begin Supplied material

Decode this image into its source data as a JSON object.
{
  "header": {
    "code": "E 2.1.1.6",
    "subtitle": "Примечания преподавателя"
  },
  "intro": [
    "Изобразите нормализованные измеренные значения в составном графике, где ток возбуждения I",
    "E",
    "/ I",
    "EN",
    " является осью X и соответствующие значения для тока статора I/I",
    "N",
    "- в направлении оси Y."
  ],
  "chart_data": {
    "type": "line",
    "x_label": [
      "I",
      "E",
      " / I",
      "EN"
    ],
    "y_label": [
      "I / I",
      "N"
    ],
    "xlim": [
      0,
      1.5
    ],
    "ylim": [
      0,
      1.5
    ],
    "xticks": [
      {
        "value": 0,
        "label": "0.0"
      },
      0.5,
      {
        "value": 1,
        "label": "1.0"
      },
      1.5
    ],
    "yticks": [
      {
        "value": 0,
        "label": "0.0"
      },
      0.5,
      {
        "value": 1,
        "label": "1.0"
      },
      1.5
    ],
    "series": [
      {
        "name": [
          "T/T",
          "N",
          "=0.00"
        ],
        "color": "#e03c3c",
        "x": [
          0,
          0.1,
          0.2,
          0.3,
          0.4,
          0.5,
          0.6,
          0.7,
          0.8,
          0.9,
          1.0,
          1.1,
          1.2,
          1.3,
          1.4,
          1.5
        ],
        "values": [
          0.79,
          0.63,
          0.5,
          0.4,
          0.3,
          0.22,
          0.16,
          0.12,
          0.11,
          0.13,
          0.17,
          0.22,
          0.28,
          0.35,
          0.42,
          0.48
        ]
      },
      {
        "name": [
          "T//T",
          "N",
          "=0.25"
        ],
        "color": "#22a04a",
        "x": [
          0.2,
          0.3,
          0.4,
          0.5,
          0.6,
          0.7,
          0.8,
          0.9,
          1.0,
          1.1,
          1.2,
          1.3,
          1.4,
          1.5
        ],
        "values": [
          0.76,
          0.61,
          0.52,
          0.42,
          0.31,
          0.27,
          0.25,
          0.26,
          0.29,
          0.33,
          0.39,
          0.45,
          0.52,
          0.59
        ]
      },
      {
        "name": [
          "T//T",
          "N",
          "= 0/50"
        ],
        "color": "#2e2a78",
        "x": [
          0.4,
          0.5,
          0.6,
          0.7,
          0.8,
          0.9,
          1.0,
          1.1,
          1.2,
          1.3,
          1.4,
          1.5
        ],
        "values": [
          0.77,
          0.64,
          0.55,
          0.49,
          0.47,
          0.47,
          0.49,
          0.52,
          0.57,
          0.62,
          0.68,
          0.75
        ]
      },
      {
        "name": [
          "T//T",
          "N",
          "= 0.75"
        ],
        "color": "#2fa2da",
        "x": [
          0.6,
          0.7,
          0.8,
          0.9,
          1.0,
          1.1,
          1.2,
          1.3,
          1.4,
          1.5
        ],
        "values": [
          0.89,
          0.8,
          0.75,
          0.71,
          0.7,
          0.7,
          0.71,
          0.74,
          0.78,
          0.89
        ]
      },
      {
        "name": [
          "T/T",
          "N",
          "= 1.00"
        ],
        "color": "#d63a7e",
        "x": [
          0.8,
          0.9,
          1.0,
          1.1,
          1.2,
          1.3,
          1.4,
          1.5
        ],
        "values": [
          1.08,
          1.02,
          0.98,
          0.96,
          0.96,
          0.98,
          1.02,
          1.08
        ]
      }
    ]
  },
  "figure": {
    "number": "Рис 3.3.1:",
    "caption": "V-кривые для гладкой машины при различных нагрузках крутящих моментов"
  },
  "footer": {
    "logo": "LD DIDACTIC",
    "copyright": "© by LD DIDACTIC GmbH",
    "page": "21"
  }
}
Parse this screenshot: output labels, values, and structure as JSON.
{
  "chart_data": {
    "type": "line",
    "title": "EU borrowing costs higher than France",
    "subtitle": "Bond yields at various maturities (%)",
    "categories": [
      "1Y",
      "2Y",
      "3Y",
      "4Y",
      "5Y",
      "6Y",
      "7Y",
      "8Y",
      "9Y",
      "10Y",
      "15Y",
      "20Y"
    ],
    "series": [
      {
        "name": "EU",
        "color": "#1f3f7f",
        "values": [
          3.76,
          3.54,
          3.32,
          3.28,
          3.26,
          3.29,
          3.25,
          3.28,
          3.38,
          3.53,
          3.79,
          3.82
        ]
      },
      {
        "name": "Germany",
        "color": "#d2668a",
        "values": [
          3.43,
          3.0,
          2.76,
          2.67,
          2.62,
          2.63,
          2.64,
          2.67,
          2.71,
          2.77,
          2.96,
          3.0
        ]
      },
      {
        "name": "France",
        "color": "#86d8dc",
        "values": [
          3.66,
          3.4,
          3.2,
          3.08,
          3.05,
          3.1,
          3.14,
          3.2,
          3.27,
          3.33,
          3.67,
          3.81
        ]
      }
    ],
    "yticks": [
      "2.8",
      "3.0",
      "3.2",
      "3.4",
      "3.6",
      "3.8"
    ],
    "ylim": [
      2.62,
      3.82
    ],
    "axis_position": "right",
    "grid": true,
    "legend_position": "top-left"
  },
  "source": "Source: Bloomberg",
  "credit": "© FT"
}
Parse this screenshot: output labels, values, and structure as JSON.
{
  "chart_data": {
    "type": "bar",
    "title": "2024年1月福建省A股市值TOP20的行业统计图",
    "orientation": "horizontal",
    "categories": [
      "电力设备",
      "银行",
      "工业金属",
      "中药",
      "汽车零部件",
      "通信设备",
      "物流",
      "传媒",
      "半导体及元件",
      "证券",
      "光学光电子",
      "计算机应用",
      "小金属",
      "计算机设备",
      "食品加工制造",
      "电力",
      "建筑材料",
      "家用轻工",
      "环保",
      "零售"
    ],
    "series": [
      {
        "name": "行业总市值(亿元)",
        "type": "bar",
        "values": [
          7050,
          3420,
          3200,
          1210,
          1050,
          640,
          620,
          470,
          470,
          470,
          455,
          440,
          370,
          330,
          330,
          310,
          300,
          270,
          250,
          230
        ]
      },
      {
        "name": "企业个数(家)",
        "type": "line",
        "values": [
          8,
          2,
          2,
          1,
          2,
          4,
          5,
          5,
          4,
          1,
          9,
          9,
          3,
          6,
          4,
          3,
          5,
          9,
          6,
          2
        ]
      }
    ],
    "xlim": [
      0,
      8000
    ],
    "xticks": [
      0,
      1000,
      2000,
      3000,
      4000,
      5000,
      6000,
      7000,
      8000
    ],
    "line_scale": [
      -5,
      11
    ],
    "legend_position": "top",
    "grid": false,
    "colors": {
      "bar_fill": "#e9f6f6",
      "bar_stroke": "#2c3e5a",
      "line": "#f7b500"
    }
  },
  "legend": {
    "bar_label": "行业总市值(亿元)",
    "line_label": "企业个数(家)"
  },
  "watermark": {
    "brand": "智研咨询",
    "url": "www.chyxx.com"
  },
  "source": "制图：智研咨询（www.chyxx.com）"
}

end Supplied material

Write out the complete set of records exactly as given.

_Reply to the task:_
Decode this image into its source data as a JSON object.
{
  "header": {
    "code": "E 2.1.1.6",
    "subtitle": "Примечания преподавателя"
  },
  "intro": [
    "Изобразите нормализованные измеренные значения в составном графике, где ток возбуждения I",
    "E",
    "/ I",
    "EN",
    " является осью X и соответствующие значения для тока статора I/I",
    "N",
    "- в направлении оси Y."
  ],
  "chart_data": {
    "type": "line",
    "x_label": [
      "I",
      "E",
      " / I",
      "EN"
    ],
    "y_label": [
      "I / I",
      "N"
    ],
    "xlim": [
      0,
      1.5
    ],
    "ylim": [
      0,
      1.5
    ],
    "xticks": [
      {
        "value": 0,
        "label": "0.0"
      },
      0.5,
      {
        "value": 1,
        "label": "1.0"
      },
      1.5
    ],
    "yticks": [
      {
        "value": 0,
        "label": "0.0"
      },
      0.5,
      {
        "value": 1,
        "label": "1.0"
      },
      1.5
    ],
    "series": [
      {
        "name": [
          "T/T",
          "N",
          "=0.00"
        ],
        "color": "#e03c3c",
        "x": [
          0,
          0.1,
          0.2,
          0.3,
          0.4,
          0.5,
          0.6,
          0.7,
          0.8,
          0.9,
          1.0,
          1.1,
          1.2,
          1.3,
          1.4,
          1.5
        ],
        "values": [
          0.79,
          0.63,
          0.5,
          0.4,
          0.3,
          0.22,
          0.16,
          0.12,
          0.11,
          0.13,
          0.17,
          0.22,
          0.28,
          0.35,
          0.42,
          0.48
        ]
      },
      {
        "name": [
          "T//T",
          "N",
          "=0.25"
        ],
        "color": "#22a04a",
        "x": [
          0.2,
          0.3,
          0.4,
          0.5,
          0.6,
          0.7,
          0.8,
          0.9,
          1.0,
          1.1,
          1.2,
          1.3,
          1.4,
          1.5
        ],
        "values": [
          0.76,
          0.61,
          0.52,
          0.42,
          0.31,
          0.27,
          0.25,
          0.26,
          0.29,
          0.33,
          0.39,
          0.45,
          0.52,
          0.59
        ]
      },
      {
        "name": [
          "T//T",
          "N",
          "= 0/50"
        ],
        "color": "#2e2a78",
        "x": [
          0.4,
          0.5,
          0.6,
          0.7,
          0.8,
          0.9,
          1.0,
          1.1,
          1.2,
          1.3,
          1.4,
          1.5
        ],
        "values": [
          0.77,
          0.64,
          0.55,
          0.49,
          0.47,
          0.47,
          0.49,
          0.52,
          0.57,
          0.62,
          0.68,
          0.75
        ]
      },
      {
        "name": [
          "T//T",
          "N",
          "= 0.75"
        ],
        "color": "#2fa2da",
        "x": [
          0.6,
          0.7,
          0.8,
          0.9,
          1.0,
          1.1,
          1.2,
          1.3,
          1.4,
          1.5
        ],
        "values": [
          0.89,
          0.8,
          0.75,
          0.71,
          0.7,
          0.7,
          0.71,
          0.74,
          0.78,
          0.89
        ]
      },
      {
        "name": [
          "T/T",
          "N",
          "= 1.00"
        ],
        "color": "#d63a7e",
        "x": [
          0.8,
          0.9,
          1.0,
          1.1,
          1.2,
          1.3,
          1.4,
          1.5
        ],
        "values": [
          1.08,
          1.02,
          0.98,
          0.96,
          0.96,
          0.98,
          1.02,
          1.08
        ]
      }
    ]
  },
  "figure": {
    "number": "Рис 3.3.1:",
    "caption": "V-кривые для гладкой машины при различных нагрузках крутящих моментов"
  },
  "footer": {
    "logo": "LD DIDACTIC",
    "copyright": "© by LD DIDACTIC GmbH",
    "page": "21"
  }
}
Parse this screenshot: output labels, values, and structure as JSON.
{
  "chart_data": {
    "type": "line",
    "title": "EU borrowing costs higher than France",
    "subtitle": "Bond yields at various maturities (%)",
    "categories": [
      "1Y",
      "2Y",
      "3Y",
      "4Y",
      "5Y",
      "6Y",
      "7Y",
      "8Y",
      "9Y",
      "10Y",
      "15Y",
      "20Y"
    ],
    "series": [
      {
        "name": "EU",
        "color": "#1f3f7f",
        "values": [
          3.76,
          3.54,
          3.32,
          3.28,
          3.26,
          3.29,
          3.25,
          3.28,
          3.38,
          3.53,
          3.79,
          3.82
        ]
      },
      {
        "name": "Germany",
        "color": "#d2668a",
        "values": [
          3.43,
          3.0,
          2.76,
          2.67,
          2.62,
          2.63,
          2.64,
          2.67,
          2.71,
          2.77,
          2.96,
          3.0
        ]
      },
      {
        "name": "France",
        "color": "#86d8dc",
        "values": [
          3.66,
          3.4,
          3.2,
          3.08,
          3.05,
          3.1,
          3.14,
          3.2,
          3.27,
          3.33,
          3.67,
          3.81
        ]
      }
    ],
    "yticks": [
      "2.8",
      "3.0",
      "3.2",
      "3.4",
      "3.6",
      "3.8"
    ],
    "ylim": [
      2.62,
      3.82
    ],
    "axis_position": "right",
    "grid": true,
    "legend_position": "top-left"
  },
  "source": "Source: Bloomberg",
  "credit": "© FT"
}
Parse this screenshot: output labels, values, and structure as JSON.
{
  "chart_data": {
    "type": "bar",
    "title": "2024年1月福建省A股市值TOP20的行业统计图",
    "orientation": "horizontal",
    "categories": [
      "电力设备",
      "银行",
      "工业金属",
      "中药",
      "汽车零部件",
      "通信设备",
      "物流",
      "传媒",
      "半导体及元件",
      "证券",
      "光学光电子",
      "计算机应用",
      "小金属",
      "计算机设备",
      "食品加工制造",
      "电力",
      "建筑材料",
      "家用轻工",
      "环保",
      "零售"
    ],
    "series": [
      {
        "name": "行业总市值(亿元)",
        "type": "bar",
        "values": [
          7050,
          3420,
          3200,
          1210,
          1050,
          640,
          620,
          470,
          470,
          470,
          455,
          440,
          370,
          330,
          330,
          310,
          300,
          270,
          250,
          230
        ]
      },
      {
        "name": "企业个数(家)",
        "type": "line",
        "values": [
          8,
          2,
          2,
          1,
          2,
          4,
          5,
          5,
          4,
          1,
          9,
          9,
          3,
          6,
          4,
          3,
          5,
          9,
          6,
          2
        ]
      }
    ],
    "xlim": [
      0,
      8000
    ],
    "xticks": [
      0,
      1000,
      2000,
      3000,
      4000,
      5000,
      6000,
      7000,
      8000
    ],
    "line_scale": [
      -5,
      11
    ],
    "legend_position": "top",
    "grid": false,
    "colors": {
      "bar_fill": "#e9f6f6",
      "bar_stroke": "#2c3e5a",
      "line": "#f7b500"
    }
  },
  "legend": {
    "bar_label": "行业总市值(亿元)",
    "line_label": "企业个数(家)"
  },
  "watermark": {
    "brand": "智研咨询",
    "url": "www.chyxx.com"
  },
  "source": "制图：智研咨询（www.chyxx.com）"
}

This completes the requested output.